Task to carry out: Copy out the final stretch of the listing: the line that contains "Output the text content of this document." and all lines after it, exactly as they appear.

========================================================================

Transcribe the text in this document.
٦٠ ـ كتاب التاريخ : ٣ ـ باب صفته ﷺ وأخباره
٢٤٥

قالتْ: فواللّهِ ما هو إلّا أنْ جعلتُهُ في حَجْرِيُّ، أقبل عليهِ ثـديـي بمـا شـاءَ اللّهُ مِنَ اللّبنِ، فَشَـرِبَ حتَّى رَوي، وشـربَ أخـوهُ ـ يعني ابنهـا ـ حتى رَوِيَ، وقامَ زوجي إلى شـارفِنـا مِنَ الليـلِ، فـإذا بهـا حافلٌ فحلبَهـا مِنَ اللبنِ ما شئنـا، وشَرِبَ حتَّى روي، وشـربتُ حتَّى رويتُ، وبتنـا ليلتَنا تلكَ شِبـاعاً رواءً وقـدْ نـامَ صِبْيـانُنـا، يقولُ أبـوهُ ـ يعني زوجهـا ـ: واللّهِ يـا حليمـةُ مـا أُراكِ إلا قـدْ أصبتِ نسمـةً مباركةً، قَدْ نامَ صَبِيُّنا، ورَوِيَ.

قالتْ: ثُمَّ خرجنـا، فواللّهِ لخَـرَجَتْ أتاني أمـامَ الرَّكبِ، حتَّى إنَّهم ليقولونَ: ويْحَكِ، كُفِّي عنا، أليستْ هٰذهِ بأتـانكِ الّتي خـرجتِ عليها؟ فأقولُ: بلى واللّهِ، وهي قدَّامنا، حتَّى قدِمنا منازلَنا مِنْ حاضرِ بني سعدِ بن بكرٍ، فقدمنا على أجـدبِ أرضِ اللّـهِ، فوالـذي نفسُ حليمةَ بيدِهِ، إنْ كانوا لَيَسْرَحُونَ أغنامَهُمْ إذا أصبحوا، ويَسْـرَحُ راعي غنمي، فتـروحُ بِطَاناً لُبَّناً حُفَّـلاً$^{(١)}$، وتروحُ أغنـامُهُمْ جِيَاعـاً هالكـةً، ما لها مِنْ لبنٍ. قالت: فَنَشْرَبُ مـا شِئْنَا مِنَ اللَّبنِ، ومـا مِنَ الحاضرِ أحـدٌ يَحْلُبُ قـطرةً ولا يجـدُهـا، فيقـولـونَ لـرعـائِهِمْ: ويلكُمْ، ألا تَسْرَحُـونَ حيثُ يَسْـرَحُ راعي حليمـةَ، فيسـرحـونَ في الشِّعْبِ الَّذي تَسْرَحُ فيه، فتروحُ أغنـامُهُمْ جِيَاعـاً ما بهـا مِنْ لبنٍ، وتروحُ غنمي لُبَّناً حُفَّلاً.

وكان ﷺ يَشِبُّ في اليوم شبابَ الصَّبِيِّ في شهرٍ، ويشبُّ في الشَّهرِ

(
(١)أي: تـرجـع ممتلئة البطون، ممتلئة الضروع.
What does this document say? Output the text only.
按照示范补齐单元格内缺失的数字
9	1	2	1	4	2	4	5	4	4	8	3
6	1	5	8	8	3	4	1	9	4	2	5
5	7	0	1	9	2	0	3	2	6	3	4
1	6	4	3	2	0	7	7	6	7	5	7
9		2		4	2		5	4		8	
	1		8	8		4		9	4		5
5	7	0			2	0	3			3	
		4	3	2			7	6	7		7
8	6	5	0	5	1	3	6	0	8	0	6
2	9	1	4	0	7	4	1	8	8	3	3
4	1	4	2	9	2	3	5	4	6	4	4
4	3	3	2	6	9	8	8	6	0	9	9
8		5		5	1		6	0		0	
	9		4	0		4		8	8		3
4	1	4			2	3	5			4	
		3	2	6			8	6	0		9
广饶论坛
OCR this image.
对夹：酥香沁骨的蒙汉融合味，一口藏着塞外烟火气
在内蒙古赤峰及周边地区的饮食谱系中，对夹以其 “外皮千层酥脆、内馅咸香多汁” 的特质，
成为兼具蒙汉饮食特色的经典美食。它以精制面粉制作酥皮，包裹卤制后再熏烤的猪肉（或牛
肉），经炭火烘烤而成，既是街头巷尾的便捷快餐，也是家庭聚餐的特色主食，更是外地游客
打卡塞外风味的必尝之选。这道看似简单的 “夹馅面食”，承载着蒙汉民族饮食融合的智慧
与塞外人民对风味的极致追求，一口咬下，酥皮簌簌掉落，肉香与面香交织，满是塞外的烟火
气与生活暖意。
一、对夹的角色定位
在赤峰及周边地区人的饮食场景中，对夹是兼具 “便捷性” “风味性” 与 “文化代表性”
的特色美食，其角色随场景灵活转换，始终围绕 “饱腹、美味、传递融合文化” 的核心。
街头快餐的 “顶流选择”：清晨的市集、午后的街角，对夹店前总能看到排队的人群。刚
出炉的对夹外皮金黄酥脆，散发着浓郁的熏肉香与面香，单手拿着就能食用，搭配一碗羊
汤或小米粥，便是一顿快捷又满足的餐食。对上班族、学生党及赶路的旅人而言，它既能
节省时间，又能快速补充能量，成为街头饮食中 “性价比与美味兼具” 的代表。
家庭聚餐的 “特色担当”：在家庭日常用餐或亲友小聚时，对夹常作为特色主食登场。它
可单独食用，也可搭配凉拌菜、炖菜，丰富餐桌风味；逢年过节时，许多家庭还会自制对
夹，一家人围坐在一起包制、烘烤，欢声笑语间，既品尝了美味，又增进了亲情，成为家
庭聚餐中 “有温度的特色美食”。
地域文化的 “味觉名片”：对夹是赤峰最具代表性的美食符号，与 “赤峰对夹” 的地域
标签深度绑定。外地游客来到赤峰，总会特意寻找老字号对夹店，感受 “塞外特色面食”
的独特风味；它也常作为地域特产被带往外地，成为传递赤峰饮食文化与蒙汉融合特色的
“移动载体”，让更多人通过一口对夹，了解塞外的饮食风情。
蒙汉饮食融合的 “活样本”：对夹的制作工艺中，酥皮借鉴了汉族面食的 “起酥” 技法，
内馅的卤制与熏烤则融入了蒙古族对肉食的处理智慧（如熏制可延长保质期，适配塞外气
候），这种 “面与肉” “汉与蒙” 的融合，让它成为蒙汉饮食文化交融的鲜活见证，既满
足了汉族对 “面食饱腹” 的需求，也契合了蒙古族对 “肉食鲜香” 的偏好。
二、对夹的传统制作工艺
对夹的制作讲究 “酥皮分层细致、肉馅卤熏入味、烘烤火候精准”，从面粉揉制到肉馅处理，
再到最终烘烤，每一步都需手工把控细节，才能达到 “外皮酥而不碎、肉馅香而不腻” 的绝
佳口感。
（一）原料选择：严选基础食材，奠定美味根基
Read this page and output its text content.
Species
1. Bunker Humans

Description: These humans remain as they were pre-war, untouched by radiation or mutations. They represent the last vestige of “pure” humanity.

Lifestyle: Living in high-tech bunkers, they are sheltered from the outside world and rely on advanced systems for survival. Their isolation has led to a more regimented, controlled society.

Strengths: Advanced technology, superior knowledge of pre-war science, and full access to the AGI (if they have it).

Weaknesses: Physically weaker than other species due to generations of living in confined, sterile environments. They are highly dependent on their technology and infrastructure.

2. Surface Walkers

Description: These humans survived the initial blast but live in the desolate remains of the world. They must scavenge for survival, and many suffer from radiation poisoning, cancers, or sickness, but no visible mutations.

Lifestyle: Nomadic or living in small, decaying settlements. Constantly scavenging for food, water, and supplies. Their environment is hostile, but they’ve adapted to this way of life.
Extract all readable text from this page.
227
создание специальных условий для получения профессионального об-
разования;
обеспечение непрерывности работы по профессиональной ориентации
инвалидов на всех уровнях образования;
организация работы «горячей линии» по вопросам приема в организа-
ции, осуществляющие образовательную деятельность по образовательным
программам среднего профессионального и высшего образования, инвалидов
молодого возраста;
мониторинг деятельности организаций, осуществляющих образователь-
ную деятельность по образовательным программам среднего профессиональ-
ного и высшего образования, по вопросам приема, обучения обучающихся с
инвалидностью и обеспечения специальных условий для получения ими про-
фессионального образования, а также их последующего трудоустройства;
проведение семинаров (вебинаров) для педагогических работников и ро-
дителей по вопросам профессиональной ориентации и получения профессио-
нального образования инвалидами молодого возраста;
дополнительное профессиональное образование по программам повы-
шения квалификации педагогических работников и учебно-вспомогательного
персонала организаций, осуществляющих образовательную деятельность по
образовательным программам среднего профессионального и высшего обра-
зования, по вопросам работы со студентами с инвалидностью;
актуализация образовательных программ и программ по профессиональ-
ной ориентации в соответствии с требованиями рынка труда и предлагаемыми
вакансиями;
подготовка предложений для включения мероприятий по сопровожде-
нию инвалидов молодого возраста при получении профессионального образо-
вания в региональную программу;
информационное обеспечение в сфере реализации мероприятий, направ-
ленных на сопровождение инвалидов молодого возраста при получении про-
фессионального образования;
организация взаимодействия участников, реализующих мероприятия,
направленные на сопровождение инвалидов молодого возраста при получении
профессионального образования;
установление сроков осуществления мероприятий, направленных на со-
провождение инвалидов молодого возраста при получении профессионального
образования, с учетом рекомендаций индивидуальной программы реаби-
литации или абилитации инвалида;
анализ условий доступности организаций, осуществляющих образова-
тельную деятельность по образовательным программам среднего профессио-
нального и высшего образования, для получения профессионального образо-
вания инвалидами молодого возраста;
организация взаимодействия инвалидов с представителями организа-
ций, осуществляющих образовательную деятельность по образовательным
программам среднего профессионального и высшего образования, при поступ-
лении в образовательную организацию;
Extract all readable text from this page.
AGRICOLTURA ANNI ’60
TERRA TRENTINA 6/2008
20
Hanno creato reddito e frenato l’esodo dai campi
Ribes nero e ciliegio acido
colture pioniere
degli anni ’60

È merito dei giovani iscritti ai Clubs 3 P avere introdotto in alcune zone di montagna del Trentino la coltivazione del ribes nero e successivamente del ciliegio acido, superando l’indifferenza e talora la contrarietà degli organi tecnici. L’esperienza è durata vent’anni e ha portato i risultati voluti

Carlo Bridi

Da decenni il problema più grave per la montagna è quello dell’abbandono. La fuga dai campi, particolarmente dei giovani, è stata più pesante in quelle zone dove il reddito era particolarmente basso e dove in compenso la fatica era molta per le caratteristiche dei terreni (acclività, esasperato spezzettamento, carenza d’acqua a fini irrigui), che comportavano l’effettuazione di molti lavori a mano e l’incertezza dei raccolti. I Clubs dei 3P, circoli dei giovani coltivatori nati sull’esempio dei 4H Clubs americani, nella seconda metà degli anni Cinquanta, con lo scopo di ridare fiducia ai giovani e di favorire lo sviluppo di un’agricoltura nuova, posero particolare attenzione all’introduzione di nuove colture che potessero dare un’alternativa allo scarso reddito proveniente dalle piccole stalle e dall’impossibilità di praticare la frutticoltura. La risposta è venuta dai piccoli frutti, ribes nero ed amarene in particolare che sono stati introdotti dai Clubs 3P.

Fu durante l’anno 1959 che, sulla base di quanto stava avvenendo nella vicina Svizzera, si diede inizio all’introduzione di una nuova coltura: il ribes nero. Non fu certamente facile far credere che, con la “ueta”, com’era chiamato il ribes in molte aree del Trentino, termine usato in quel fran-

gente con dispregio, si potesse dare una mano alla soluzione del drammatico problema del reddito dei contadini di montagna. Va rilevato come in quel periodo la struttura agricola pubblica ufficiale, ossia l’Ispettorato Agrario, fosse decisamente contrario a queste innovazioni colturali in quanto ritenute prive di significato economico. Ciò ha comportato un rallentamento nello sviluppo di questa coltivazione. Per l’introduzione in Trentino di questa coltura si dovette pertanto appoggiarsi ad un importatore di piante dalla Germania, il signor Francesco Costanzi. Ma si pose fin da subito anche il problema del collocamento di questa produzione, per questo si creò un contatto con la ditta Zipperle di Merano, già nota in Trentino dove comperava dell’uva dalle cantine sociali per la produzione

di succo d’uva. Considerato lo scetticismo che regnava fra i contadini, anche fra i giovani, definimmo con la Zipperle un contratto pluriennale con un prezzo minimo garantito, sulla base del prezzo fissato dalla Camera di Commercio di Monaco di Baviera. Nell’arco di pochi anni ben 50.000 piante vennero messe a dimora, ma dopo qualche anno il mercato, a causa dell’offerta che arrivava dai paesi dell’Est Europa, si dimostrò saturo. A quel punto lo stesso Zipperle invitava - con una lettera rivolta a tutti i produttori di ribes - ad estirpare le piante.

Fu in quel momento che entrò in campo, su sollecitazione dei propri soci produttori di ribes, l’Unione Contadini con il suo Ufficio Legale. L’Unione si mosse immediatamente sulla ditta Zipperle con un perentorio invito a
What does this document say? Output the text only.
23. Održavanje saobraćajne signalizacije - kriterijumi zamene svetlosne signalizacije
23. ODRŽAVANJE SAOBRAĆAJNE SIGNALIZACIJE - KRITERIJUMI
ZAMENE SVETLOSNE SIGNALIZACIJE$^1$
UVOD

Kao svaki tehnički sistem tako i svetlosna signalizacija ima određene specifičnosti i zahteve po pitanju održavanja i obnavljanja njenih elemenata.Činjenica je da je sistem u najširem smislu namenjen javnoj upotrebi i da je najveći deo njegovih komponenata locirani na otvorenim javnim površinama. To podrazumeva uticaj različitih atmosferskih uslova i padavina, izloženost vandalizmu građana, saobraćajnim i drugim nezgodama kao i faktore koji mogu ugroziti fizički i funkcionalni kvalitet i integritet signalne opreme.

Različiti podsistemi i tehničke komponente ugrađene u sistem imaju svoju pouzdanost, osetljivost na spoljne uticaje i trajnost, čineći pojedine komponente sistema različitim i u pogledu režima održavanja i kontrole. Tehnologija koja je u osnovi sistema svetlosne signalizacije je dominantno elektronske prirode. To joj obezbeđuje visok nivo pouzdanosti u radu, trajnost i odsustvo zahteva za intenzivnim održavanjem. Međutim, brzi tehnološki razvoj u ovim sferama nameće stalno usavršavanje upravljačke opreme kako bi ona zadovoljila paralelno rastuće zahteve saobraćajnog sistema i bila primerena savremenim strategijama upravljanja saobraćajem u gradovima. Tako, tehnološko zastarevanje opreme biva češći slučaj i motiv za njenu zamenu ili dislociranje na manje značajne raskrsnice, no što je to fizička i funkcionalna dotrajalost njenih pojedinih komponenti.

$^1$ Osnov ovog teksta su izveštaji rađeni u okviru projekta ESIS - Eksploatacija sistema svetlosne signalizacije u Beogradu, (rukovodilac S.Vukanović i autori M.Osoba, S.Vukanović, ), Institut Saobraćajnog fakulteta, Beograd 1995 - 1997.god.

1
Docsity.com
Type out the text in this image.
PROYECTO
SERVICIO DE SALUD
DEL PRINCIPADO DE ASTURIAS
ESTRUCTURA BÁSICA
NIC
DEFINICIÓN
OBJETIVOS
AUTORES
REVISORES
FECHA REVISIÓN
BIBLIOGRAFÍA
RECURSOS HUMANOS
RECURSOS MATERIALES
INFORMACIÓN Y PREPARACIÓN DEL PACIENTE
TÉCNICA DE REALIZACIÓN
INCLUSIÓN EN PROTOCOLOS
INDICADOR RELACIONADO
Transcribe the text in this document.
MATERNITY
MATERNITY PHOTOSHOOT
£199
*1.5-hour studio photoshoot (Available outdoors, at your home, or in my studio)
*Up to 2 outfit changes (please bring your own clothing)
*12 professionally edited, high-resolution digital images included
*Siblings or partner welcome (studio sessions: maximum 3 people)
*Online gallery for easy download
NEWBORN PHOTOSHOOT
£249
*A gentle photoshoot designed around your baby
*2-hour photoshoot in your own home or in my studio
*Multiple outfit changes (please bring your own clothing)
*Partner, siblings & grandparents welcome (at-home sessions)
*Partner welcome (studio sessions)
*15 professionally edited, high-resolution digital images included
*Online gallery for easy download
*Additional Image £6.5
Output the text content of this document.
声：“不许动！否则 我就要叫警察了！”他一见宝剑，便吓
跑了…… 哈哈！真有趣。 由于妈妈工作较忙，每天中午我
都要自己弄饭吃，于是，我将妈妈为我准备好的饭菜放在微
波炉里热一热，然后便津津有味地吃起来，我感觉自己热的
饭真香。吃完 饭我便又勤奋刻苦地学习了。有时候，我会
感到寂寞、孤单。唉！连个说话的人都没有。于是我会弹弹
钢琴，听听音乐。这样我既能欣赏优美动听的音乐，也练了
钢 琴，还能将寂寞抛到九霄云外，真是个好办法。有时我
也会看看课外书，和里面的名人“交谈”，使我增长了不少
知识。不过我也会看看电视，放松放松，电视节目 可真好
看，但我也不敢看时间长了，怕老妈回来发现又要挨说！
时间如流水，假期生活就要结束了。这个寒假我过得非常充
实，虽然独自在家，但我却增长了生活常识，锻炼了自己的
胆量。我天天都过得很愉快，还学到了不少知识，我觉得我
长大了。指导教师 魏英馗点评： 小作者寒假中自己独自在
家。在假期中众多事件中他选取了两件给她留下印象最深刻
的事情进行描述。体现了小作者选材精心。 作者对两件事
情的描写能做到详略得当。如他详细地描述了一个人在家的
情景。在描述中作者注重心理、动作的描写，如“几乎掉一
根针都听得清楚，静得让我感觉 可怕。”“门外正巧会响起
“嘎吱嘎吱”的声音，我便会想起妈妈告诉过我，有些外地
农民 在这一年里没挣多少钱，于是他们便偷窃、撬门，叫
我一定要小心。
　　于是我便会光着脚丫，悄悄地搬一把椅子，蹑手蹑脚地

========================================================================

Worked answer:
Output the text content of this document.
声：“不许动！否则 我就要叫警察了！”他一见宝剑，便吓
跑了…… 哈哈！真有趣。 由于妈妈工作较忙，每天中午我
都要自己弄饭吃，于是，我将妈妈为我准备好的饭菜放在微
波炉里热一热，然后便津津有味地吃起来，我感觉自己热的
饭真香。吃完 饭我便又勤奋刻苦地学习了。有时候，我会
感到寂寞、孤单。唉！连个说话的人都没有。于是我会弹弹
钢琴，听听音乐。这样我既能欣赏优美动听的音乐，也练了
钢 琴，还能将寂寞抛到九霄云外，真是个好办法。有时我
也会看看课外书，和里面的名人“交谈”，使我增长了不少
知识。不过我也会看看电视，放松放松，电视节目 可真好
看，但我也不敢看时间长了，怕老妈回来发现又要挨说！
时间如流水，假期生活就要结束了。这个寒假我过得非常充
实，虽然独自在家，但我却增长了生活常识，锻炼了自己的
胆量。我天天都过得很愉快，还学到了不少知识，我觉得我
长大了。指导教师 魏英馗点评： 小作者寒假中自己独自在
家。在假期中众多事件中他选取了两件给她留下印象最深刻
的事情进行描述。体现了小作者选材精心。 作者对两件事
情的描写能做到详略得当。如他详细地描述了一个人在家的
情景。在描述中作者注重心理、动作的描写，如“几乎掉一
根针都听得清楚，静得让我感觉 可怕。”“门外正巧会响起
“嘎吱嘎吱”的声音，我便会想起妈妈告诉过我，有些外地
农民 在这一年里没挣多少钱，于是他们便偷窃、撬门，叫
我一定要小心。
　　于是我便会光着脚丫，悄悄地搬一把椅子，蹑手蹑脚地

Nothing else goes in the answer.